— Start —

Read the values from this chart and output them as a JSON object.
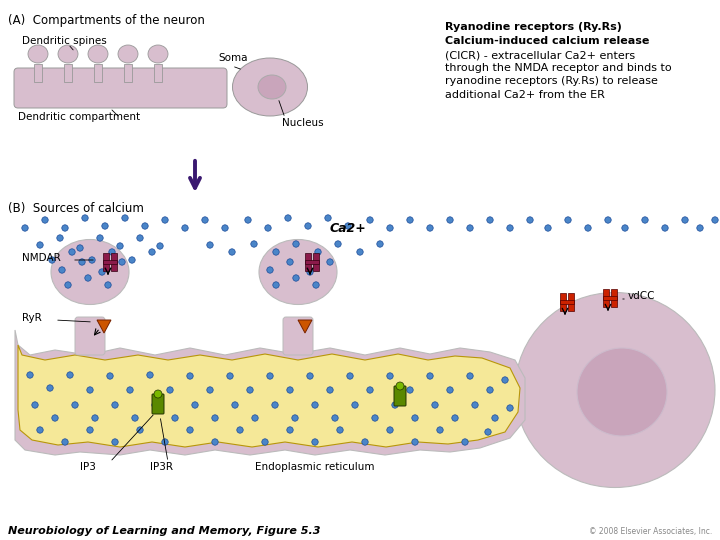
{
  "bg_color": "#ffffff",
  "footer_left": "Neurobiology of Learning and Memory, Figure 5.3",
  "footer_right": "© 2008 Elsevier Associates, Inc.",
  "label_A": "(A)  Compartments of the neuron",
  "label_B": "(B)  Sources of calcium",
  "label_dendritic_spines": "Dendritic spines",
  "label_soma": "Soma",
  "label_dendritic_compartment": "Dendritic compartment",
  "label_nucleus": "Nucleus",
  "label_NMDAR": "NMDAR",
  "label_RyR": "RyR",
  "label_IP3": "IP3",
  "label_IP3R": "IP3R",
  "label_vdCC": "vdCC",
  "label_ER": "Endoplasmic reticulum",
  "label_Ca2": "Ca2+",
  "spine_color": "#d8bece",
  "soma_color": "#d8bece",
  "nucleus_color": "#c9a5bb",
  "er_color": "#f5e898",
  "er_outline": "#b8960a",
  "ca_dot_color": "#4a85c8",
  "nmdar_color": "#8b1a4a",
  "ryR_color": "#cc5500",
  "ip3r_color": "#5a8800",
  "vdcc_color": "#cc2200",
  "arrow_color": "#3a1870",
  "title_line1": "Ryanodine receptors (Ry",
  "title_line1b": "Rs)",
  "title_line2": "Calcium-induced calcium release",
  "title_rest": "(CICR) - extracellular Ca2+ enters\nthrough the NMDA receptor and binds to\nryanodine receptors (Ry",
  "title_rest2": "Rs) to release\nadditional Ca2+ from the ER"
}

— End —

| Work to be completed |
Return all the lines that contain the string "Dendritic".

| Reply to the exercise |
  "label_dendritic_spines": "Dendritic spines",
  "label_dendritic_compartment": "Dendritic compartment",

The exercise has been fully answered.